Gather, from the data below, each line in which the word "门科目考生必须选考方可报考" occurs.

• **Records**:
━━━
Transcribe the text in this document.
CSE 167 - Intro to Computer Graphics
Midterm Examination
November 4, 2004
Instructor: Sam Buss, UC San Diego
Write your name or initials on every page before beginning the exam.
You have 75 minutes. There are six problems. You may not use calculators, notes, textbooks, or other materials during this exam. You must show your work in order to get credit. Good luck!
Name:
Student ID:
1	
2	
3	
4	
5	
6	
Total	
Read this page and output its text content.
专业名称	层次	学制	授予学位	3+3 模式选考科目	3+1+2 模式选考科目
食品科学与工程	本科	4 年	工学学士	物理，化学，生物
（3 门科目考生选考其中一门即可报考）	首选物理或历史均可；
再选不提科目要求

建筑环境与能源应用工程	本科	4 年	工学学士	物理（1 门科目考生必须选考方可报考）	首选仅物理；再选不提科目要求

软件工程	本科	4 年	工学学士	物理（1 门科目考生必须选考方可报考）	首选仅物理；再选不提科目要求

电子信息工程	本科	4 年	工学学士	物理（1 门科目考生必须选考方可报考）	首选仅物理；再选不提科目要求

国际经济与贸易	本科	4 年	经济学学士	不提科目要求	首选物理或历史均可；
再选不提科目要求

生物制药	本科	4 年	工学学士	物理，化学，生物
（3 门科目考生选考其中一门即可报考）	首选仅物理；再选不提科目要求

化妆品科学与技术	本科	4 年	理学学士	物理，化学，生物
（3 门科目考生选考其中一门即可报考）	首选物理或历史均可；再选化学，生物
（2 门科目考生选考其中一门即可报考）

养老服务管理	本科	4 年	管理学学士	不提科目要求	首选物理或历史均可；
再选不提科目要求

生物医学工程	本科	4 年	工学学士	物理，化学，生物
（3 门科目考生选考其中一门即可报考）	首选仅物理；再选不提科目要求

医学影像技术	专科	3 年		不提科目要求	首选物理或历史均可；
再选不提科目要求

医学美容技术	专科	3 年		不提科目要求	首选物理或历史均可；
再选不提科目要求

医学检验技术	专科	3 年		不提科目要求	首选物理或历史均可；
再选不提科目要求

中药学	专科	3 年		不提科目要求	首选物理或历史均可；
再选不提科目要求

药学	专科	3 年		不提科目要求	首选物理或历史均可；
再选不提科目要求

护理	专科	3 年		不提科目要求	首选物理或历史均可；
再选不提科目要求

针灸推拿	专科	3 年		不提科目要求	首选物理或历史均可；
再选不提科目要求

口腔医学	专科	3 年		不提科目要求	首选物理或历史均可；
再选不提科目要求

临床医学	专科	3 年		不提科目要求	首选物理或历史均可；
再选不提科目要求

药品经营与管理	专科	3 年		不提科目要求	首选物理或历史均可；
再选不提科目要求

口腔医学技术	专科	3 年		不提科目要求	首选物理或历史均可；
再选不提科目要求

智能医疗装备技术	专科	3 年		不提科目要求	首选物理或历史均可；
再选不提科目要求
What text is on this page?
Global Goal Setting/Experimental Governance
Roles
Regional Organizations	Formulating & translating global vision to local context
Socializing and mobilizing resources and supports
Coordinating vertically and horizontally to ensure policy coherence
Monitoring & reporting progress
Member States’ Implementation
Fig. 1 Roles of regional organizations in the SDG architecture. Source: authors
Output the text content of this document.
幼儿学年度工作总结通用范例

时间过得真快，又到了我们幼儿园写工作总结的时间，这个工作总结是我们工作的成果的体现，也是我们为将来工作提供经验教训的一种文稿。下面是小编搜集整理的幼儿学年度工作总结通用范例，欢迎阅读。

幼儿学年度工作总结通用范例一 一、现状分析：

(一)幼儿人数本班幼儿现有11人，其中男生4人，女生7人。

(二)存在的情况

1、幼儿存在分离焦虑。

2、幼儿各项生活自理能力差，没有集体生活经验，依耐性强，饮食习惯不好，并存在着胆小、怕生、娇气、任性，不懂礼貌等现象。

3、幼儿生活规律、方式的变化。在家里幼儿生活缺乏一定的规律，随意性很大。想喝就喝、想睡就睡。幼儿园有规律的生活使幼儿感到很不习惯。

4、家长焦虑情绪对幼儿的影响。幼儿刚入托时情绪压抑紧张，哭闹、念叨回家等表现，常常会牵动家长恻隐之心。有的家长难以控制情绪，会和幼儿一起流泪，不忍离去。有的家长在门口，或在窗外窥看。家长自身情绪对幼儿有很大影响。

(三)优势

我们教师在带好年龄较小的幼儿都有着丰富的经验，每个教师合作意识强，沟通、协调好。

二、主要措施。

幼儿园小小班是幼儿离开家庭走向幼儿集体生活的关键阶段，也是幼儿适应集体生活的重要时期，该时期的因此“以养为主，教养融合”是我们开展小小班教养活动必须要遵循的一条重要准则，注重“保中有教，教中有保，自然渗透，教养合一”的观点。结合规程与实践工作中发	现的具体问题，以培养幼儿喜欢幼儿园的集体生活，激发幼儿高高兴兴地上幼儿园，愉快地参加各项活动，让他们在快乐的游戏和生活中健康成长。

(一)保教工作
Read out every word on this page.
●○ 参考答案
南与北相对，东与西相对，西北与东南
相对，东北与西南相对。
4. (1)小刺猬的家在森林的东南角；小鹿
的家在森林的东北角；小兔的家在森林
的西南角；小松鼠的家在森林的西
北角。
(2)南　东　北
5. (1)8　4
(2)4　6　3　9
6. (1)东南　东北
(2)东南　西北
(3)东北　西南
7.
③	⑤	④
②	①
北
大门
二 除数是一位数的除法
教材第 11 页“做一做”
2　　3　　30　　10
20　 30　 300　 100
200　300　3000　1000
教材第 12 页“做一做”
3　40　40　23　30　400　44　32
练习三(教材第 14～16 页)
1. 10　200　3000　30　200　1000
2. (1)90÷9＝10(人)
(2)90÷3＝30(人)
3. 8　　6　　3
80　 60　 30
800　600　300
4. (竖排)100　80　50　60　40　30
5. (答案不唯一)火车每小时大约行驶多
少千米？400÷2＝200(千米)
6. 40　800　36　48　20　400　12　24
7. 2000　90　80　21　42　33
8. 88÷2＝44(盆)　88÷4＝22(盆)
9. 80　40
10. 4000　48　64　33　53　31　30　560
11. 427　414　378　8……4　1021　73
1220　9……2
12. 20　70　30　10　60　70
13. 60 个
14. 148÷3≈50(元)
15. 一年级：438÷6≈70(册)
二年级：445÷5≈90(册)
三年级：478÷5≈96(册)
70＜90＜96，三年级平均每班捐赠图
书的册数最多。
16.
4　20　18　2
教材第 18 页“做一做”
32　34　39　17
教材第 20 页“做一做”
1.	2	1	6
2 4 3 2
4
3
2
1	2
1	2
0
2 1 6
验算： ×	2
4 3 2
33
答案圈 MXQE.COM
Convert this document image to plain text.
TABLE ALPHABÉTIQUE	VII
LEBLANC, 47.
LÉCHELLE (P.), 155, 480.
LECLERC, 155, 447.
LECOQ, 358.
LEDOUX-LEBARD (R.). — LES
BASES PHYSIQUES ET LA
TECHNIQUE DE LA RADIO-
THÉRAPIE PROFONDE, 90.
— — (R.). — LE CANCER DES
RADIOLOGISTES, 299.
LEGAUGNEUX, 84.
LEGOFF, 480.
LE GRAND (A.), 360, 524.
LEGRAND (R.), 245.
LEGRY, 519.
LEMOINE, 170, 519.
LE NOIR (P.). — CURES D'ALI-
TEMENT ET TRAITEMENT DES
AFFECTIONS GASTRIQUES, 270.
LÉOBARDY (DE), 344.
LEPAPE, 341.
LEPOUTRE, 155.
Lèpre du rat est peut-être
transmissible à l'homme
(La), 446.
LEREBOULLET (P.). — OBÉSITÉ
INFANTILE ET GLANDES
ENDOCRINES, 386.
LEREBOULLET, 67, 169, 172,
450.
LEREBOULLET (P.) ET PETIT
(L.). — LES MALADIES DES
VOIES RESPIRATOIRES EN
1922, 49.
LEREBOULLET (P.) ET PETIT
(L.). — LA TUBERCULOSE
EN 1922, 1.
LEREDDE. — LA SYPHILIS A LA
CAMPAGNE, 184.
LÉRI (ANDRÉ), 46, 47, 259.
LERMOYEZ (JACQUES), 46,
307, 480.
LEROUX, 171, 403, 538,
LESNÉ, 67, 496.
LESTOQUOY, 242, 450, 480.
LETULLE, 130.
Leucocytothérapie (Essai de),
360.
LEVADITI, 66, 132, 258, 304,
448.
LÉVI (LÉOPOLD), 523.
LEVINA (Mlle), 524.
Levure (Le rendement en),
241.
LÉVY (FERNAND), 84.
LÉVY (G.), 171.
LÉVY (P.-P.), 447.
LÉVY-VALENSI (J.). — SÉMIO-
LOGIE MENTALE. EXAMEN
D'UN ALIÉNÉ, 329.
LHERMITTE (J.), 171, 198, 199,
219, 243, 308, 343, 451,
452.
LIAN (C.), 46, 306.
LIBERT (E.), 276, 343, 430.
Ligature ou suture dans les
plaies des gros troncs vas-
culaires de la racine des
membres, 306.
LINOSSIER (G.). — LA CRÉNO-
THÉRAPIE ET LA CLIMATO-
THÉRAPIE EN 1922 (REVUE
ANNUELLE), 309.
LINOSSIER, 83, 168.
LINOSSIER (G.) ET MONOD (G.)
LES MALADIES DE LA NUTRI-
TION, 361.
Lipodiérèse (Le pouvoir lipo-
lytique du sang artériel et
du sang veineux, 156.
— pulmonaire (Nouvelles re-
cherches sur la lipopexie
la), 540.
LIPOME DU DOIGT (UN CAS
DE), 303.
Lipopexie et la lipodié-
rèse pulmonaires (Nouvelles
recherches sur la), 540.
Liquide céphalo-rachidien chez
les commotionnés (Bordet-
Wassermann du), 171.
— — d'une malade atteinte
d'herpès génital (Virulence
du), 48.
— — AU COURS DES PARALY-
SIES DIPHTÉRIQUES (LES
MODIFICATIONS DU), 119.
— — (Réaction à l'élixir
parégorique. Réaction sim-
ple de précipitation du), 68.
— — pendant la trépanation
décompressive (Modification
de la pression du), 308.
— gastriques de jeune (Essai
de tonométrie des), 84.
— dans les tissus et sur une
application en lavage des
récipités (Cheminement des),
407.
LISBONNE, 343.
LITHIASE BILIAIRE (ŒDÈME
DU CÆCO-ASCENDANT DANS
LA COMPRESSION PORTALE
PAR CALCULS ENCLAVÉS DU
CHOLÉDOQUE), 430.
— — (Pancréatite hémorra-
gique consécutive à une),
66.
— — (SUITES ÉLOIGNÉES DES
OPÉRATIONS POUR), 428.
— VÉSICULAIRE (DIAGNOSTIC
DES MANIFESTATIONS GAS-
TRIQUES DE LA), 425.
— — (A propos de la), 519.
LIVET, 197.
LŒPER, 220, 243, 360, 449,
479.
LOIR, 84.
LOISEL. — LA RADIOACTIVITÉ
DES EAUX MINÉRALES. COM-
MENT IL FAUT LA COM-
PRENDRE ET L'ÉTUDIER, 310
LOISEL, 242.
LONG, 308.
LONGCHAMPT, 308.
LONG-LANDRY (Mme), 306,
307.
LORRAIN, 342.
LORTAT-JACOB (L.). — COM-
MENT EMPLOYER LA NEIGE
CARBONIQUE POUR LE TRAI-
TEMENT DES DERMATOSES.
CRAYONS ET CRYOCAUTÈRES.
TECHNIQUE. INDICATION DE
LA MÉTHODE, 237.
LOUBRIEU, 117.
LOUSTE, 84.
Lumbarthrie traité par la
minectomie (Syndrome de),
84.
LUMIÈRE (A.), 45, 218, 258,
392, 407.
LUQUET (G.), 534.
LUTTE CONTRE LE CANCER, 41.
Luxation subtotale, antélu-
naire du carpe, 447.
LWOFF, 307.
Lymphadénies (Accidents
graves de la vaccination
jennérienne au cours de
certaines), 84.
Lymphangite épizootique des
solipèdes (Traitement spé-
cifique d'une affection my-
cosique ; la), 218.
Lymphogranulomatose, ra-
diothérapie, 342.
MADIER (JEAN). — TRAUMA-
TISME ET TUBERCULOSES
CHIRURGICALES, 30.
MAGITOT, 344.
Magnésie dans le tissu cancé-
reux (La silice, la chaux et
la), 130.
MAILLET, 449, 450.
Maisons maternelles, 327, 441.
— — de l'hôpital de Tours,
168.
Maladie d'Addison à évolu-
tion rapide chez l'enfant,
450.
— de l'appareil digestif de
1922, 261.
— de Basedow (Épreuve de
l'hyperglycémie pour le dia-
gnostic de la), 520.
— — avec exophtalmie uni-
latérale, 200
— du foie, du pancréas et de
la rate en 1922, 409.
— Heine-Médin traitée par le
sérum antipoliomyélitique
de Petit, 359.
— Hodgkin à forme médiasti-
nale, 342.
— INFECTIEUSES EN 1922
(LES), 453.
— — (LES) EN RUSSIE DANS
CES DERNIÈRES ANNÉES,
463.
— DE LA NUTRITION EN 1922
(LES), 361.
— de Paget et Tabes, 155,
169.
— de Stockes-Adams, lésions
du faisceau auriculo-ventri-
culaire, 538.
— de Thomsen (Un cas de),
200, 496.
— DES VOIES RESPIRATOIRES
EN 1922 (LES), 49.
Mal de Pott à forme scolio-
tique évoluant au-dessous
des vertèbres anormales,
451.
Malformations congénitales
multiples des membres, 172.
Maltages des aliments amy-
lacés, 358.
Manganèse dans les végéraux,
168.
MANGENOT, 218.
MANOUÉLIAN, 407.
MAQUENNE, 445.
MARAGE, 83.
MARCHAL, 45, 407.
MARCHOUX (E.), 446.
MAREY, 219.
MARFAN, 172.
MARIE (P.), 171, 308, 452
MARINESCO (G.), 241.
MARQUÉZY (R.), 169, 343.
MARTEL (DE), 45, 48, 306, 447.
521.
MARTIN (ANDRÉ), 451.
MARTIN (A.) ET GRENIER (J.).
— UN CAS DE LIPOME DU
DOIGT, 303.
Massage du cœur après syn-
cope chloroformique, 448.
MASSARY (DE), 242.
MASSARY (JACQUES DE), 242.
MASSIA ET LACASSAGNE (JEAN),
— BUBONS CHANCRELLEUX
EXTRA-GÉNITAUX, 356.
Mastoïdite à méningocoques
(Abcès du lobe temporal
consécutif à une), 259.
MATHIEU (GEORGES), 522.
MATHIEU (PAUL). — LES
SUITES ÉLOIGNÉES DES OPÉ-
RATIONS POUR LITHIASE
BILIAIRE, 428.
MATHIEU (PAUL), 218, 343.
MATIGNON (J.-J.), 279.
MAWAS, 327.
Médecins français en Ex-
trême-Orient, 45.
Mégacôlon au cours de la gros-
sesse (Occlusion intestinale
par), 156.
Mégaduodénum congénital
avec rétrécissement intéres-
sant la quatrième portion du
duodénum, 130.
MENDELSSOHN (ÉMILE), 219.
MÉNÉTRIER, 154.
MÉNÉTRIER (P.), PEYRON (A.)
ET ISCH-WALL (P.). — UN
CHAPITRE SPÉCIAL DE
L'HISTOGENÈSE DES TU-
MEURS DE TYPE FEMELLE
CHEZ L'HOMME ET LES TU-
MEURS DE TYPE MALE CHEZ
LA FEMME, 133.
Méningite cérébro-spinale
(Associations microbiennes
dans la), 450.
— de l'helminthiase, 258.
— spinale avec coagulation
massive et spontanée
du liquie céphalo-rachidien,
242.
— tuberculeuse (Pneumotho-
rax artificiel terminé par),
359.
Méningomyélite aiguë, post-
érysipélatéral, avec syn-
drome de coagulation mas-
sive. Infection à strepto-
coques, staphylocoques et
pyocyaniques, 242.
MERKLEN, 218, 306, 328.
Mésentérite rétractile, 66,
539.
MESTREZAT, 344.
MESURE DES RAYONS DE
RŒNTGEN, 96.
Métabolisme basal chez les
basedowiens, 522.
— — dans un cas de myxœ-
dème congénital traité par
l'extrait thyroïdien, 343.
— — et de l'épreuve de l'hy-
━━━
• **Task result**:
建筑环境与能源应用工程	本科	4 年	工学学士	物理（1 门科目考生必须选考方可报考）	首选仅物理；再选不提科目要求
软件工程	本科	4 年	工学学士	物理（1 门科目考生必须选考方可报考）	首选仅物理；再选不提科目要求
电子信息工程	本科	4 年	工学学士	物理（1 门科目考生必须选考方可报考）	首选仅物理；再选不提科目要求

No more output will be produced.